>> START

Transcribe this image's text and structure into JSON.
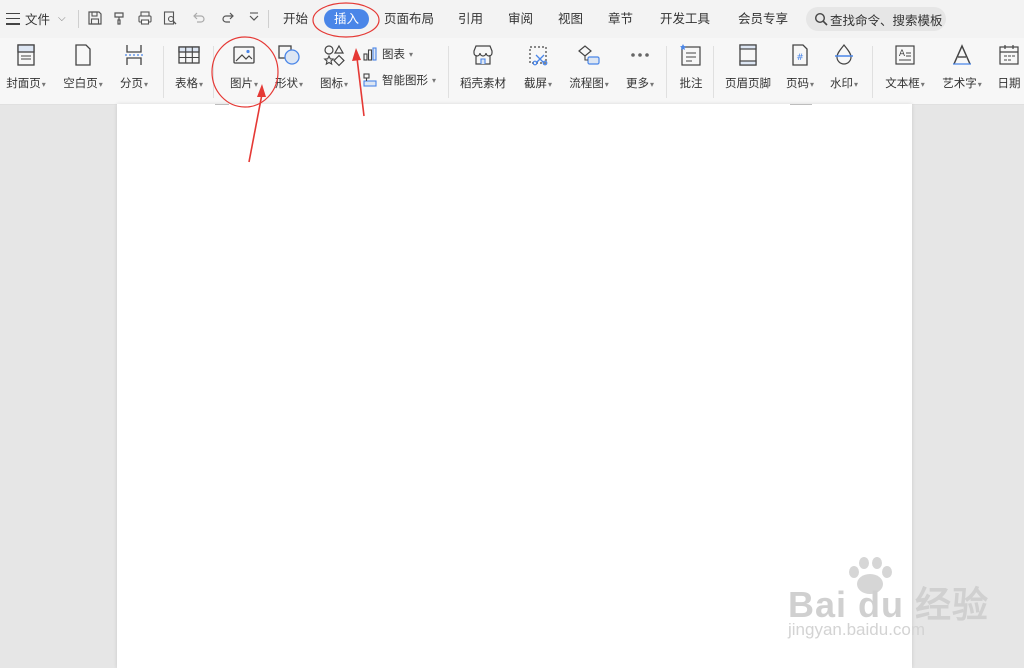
{
  "menubar": {
    "file_label": "文件",
    "tabs": [
      "开始",
      "插入",
      "页面布局",
      "引用",
      "审阅",
      "视图",
      "章节",
      "开发工具",
      "会员专享"
    ],
    "active_tab": "插入",
    "search_text": "查找命令、搜索模板"
  },
  "ribbon": {
    "buttons": [
      {
        "label": "封面页",
        "icon": "cover-page-icon",
        "dropdown": true
      },
      {
        "label": "空白页",
        "icon": "blank-page-icon",
        "dropdown": true
      },
      {
        "label": "分页",
        "icon": "page-break-icon",
        "dropdown": true
      },
      {
        "label": "表格",
        "icon": "table-icon",
        "dropdown": true
      },
      {
        "label": "图片",
        "icon": "picture-icon",
        "dropdown": true
      },
      {
        "label": "形状",
        "icon": "shape-icon",
        "dropdown": true
      },
      {
        "label": "图标",
        "icon": "icons-icon",
        "dropdown": true
      },
      {
        "label": "稻壳素材",
        "icon": "docer-material-icon",
        "dropdown": false
      },
      {
        "label": "截屏",
        "icon": "screenshot-icon",
        "dropdown": true
      },
      {
        "label": "流程图",
        "icon": "flowchart-icon",
        "dropdown": true
      },
      {
        "label": "更多",
        "icon": "more-icon",
        "dropdown": true
      },
      {
        "label": "批注",
        "icon": "comment-icon",
        "dropdown": false
      },
      {
        "label": "页眉页脚",
        "icon": "header-footer-icon",
        "dropdown": false
      },
      {
        "label": "页码",
        "icon": "page-number-icon",
        "dropdown": true
      },
      {
        "label": "水印",
        "icon": "watermark-icon",
        "dropdown": true
      },
      {
        "label": "文本框",
        "icon": "textbox-icon",
        "dropdown": true
      },
      {
        "label": "艺术字",
        "icon": "wordart-icon",
        "dropdown": true
      },
      {
        "label": "日期",
        "icon": "date-icon",
        "dropdown": false
      }
    ],
    "small_buttons": [
      {
        "label": "图表",
        "icon": "chart-icon",
        "dropdown": true
      },
      {
        "label": "智能图形",
        "icon": "smart-art-icon",
        "dropdown": true
      }
    ]
  },
  "watermark": {
    "main": "Bai du 经验",
    "sub": "jingyan.baidu.com"
  },
  "colors": {
    "accent": "#4a86e8",
    "annotation": "#e53935"
  }
}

>> END

### Requirements
Repeat all of the data above word for word, minus the pictures.

### Exercise result
Transcribe this image's text and structure into JSON.
{
  "menubar": {
    "file_label": "文件",
    "tabs": [
      "开始",
      "插入",
      "页面布局",
      "引用",
      "审阅",
      "视图",
      "章节",
      "开发工具",
      "会员专享"
    ],
    "active_tab": "插入",
    "search_text": "查找命令、搜索模板"
  },
  "ribbon": {
    "buttons": [
      {
        "label": "封面页",
        "icon": "cover-page-icon",
        "dropdown": true
      },
      {
        "label": "空白页",
        "icon": "blank-page-icon",
        "dropdown": true
      },
      {
        "label": "分页",
        "icon": "page-break-icon",
        "dropdown": true
      },
      {
        "label": "表格",
        "icon": "table-icon",
        "dropdown": true
      },
      {
        "label": "图片",
        "icon": "picture-icon",
        "dropdown": true
      },
      {
        "label": "形状",
        "icon": "shape-icon",
        "dropdown": true
      },
      {
        "label": "图标",
        "icon": "icons-icon",
        "dropdown": true
      },
      {
        "label": "稻壳素材",
        "icon": "docer-material-icon",
        "dropdown": false
      },
      {
        "label": "截屏",
        "icon": "screenshot-icon",
        "dropdown": true
      },
      {
        "label": "流程图",
        "icon": "flowchart-icon",
        "dropdown": true
      },
      {
        "label": "更多",
        "icon": "more-icon",
        "dropdown": true
      },
      {
        "label": "批注",
        "icon": "comment-icon",
        "dropdown": false
      },
      {
        "label": "页眉页脚",
        "icon": "header-footer-icon",
        "dropdown": false
      },
      {
        "label": "页码",
        "icon": "page-number-icon",
        "dropdown": true
      },
      {
        "label": "水印",
        "icon": "watermark-icon",
        "dropdown": true
      },
      {
        "label": "文本框",
        "icon": "textbox-icon",
        "dropdown": true
      },
      {
        "label": "艺术字",
        "icon": "wordart-icon",
        "dropdown": true
      },
      {
        "label": "日期",
        "icon": "date-icon",
        "dropdown": false
      }
    ],
    "small_buttons": [
      {
        "label": "图表",
        "icon": "chart-icon",
        "dropdown": true
      },
      {
        "label": "智能图形",
        "icon": "smart-art-icon",
        "dropdown": true
      }
    ]
  },
  "watermark": {
    "main": "Bai du 经验",
    "sub": "jingyan.baidu.com"
  },
  "colors": {
    "accent": "#4a86e8",
    "annotation": "#e53935"
  }
}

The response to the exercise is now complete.